§ Challenge
Using the material below, copy every line where "Survey" appears.

§ Records shown
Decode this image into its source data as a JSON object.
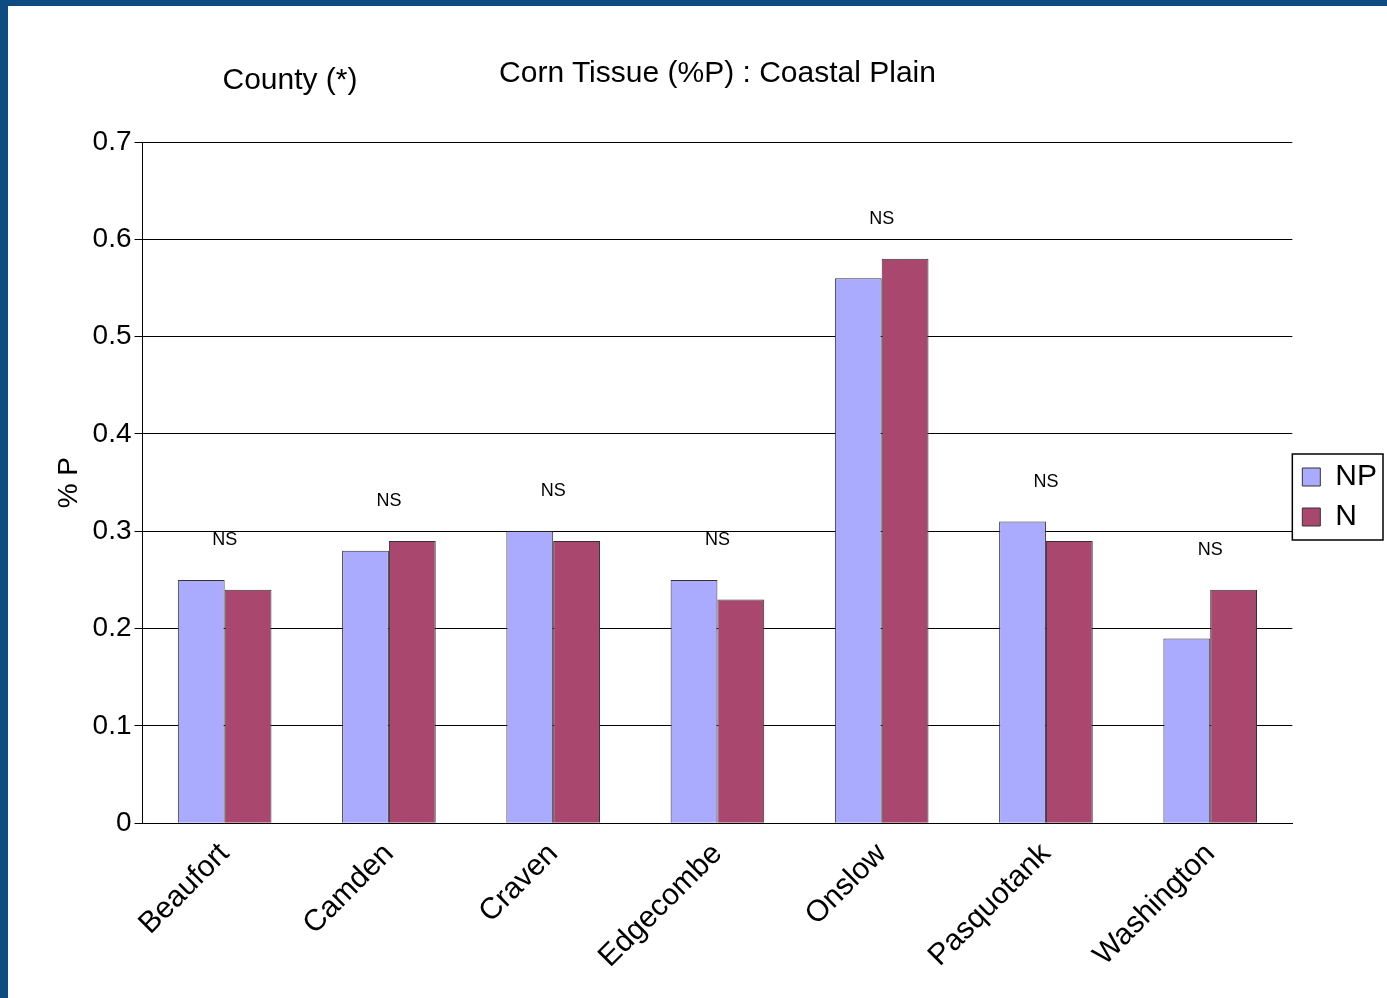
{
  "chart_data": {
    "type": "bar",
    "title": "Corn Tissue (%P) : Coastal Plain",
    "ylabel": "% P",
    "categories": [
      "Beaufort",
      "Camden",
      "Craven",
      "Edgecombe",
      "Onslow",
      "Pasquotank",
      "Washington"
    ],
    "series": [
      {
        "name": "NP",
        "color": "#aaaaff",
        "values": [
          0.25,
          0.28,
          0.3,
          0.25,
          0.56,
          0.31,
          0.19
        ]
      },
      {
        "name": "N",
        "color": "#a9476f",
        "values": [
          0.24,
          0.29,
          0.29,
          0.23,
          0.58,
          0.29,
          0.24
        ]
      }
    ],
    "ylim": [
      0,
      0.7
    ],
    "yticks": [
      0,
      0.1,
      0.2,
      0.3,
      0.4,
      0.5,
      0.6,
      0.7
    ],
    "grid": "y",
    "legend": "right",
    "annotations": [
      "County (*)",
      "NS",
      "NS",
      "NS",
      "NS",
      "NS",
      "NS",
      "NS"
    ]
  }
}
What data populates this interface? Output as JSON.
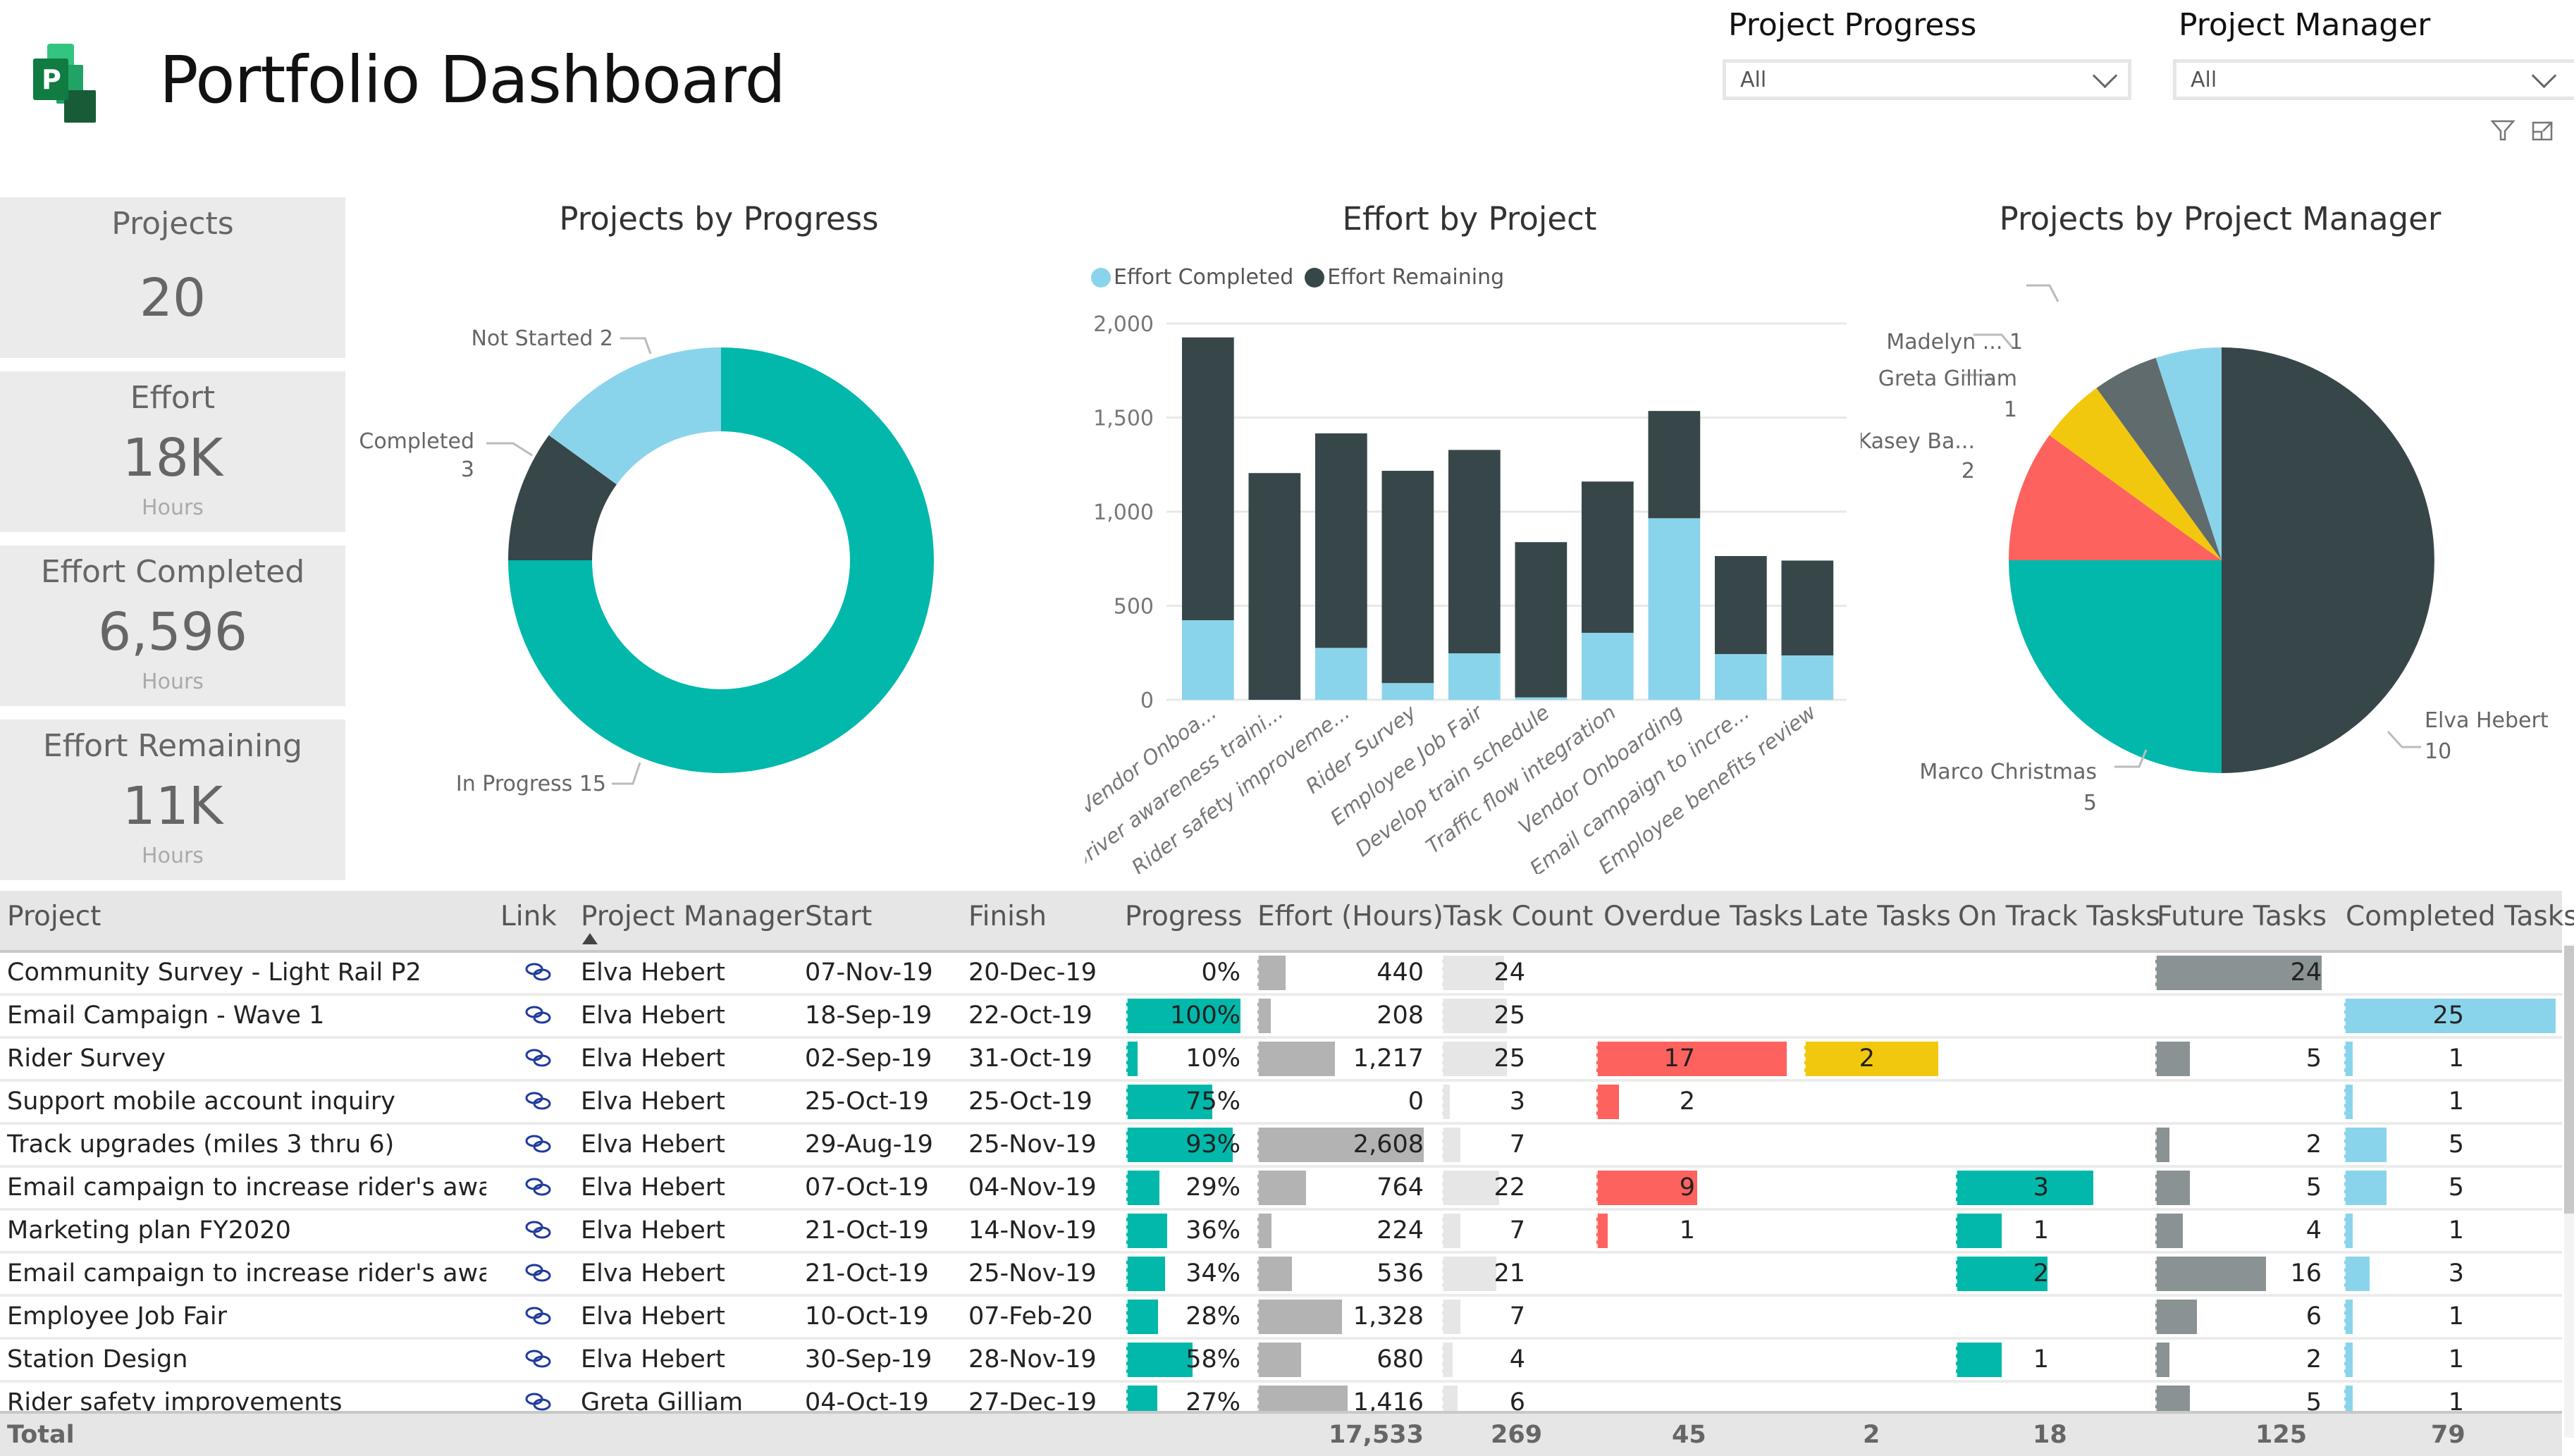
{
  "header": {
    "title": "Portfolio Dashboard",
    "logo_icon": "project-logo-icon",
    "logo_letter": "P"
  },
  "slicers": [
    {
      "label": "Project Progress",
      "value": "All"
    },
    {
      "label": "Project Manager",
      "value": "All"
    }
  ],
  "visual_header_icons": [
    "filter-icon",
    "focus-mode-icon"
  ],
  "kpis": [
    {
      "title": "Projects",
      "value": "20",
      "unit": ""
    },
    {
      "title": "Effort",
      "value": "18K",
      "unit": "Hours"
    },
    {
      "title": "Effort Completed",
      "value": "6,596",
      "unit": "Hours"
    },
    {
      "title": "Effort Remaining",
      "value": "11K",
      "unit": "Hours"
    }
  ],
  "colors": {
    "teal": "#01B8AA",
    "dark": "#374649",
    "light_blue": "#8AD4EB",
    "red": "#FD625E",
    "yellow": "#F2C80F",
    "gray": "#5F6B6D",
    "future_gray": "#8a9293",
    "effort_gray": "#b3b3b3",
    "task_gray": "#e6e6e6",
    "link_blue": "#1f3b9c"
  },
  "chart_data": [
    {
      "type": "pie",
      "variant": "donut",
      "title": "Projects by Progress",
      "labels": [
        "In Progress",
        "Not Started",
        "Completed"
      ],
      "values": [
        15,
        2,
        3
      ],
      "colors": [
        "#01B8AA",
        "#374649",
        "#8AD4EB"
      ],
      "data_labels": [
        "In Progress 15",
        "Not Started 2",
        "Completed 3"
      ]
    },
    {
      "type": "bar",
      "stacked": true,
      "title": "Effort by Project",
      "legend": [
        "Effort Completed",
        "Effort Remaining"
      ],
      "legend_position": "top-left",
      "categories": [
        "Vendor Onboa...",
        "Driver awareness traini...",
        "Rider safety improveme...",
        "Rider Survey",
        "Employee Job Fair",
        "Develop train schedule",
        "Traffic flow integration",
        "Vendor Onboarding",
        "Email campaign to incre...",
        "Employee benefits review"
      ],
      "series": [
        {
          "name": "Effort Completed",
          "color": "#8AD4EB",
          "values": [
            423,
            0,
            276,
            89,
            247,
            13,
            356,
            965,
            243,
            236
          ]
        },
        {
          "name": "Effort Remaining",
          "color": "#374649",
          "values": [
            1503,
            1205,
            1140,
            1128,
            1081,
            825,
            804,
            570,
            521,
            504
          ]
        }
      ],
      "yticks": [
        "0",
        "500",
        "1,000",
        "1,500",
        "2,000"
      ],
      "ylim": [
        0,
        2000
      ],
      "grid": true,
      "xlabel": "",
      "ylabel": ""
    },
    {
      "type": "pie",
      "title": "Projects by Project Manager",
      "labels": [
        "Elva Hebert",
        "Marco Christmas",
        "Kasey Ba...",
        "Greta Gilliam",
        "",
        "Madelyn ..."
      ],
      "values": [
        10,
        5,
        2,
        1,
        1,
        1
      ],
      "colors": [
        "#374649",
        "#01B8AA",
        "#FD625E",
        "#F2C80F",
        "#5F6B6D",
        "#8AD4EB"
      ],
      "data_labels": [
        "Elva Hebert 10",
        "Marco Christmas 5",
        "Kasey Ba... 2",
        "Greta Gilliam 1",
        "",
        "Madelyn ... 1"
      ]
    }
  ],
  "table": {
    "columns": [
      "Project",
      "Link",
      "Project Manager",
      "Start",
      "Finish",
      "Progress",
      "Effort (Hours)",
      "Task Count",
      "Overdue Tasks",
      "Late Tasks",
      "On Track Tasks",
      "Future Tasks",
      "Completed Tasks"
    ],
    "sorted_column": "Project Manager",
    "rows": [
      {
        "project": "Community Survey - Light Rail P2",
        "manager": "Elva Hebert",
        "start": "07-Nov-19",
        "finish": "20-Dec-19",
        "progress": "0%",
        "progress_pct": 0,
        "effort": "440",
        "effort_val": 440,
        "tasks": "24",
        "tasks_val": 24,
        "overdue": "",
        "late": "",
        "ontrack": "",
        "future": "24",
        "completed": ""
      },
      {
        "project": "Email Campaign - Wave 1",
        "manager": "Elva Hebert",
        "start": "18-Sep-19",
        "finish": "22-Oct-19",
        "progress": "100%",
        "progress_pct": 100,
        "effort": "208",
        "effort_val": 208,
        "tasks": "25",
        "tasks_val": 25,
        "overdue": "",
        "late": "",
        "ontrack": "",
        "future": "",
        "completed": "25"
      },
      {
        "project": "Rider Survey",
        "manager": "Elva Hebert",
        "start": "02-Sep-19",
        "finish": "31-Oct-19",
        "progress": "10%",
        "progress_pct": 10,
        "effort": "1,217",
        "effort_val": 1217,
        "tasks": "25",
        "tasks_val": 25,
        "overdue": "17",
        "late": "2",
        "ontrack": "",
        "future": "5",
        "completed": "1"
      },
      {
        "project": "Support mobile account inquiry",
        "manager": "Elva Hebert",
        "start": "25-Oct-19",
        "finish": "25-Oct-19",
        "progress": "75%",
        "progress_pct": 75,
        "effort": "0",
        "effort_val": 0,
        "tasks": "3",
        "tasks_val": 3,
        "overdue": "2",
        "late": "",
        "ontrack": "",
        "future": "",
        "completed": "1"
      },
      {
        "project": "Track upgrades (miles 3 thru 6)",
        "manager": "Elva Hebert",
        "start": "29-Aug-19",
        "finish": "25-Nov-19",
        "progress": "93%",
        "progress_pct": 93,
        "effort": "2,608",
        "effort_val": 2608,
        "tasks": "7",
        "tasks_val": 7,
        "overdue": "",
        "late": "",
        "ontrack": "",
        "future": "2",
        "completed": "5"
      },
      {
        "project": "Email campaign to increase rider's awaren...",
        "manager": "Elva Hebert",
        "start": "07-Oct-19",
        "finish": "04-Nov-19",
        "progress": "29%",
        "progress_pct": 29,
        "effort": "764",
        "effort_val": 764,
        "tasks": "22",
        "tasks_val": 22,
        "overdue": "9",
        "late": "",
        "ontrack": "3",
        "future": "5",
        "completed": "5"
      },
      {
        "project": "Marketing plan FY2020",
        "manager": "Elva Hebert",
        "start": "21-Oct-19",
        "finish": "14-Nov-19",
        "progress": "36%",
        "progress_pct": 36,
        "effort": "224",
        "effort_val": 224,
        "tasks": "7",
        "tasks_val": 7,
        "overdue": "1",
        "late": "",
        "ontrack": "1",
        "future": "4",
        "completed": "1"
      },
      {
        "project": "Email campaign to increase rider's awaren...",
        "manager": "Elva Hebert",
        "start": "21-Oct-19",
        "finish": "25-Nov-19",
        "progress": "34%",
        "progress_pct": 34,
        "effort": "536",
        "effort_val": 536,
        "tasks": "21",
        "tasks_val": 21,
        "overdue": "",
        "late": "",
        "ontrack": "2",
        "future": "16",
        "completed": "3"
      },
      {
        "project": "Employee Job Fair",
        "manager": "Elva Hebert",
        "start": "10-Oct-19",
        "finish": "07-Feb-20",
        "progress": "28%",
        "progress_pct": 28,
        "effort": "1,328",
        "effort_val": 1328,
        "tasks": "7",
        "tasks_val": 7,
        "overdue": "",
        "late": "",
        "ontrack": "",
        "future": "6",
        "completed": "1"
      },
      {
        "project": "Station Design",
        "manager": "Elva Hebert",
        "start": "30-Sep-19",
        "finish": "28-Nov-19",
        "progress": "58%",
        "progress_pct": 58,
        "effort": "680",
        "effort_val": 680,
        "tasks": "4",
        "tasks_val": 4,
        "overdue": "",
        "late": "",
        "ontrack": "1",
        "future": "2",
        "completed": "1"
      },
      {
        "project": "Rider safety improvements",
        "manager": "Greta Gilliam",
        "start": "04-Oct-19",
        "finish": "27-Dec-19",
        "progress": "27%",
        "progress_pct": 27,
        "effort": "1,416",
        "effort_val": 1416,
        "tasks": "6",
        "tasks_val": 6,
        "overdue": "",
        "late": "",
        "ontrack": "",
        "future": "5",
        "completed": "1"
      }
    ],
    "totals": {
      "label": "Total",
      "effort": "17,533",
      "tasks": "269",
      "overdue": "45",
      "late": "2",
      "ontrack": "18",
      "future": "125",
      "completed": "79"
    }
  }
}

§ Worked solution
        "Rider Survey",
        "project": "Community Survey - Light Rail P2",
        "project": "Rider Survey",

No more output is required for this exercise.